* _Items from a dataset_:
····················
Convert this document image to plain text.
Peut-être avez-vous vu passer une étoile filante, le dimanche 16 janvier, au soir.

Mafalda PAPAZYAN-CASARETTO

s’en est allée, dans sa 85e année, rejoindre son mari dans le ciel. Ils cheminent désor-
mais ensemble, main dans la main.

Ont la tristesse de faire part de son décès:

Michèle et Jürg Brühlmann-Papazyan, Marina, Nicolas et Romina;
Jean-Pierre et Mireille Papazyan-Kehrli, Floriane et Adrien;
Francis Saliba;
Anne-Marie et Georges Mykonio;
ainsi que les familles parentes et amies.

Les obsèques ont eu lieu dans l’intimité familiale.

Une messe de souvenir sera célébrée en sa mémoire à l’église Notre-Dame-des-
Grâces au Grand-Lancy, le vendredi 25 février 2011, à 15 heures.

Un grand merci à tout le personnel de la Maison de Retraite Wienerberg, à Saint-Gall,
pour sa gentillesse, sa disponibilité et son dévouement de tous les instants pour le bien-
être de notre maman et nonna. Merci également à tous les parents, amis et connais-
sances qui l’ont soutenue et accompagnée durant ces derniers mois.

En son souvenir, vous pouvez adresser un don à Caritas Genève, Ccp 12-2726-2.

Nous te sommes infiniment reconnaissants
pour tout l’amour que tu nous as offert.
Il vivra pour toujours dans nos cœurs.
····················
* _SET EXERCISE_: Return the whole listing exactly, with every line included.

* _RESULT FOR THIS EXERCISE_:
Convert this document image to plain text.
Peut-être avez-vous vu passer une étoile filante, le dimanche 16 janvier, au soir.

Mafalda PAPAZYAN-CASARETTO

s’en est allée, dans sa 85e année, rejoindre son mari dans le ciel. Ils cheminent désor-
mais ensemble, main dans la main.

Ont la tristesse de faire part de son décès:

Michèle et Jürg Brühlmann-Papazyan, Marina, Nicolas et Romina;
Jean-Pierre et Mireille Papazyan-Kehrli, Floriane et Adrien;
Francis Saliba;
Anne-Marie et Georges Mykonio;
ainsi que les familles parentes et amies.

Les obsèques ont eu lieu dans l’intimité familiale.

Une messe de souvenir sera célébrée en sa mémoire à l’église Notre-Dame-des-
Grâces au Grand-Lancy, le vendredi 25 février 2011, à 15 heures.

Un grand merci à tout le personnel de la Maison de Retraite Wienerberg, à Saint-Gall,
pour sa gentillesse, sa disponibilité et son dévouement de tous les instants pour le bien-
être de notre maman et nonna. Merci également à tous les parents, amis et connais-
sances qui l’ont soutenue et accompagnée durant ces derniers mois.

En son souvenir, vous pouvez adresser un don à Caritas Genève, Ccp 12-2726-2.

Nous te sommes infiniment reconnaissants
pour tout l’amour que tu nous as offert.
Il vivra pour toujours dans nos cœurs.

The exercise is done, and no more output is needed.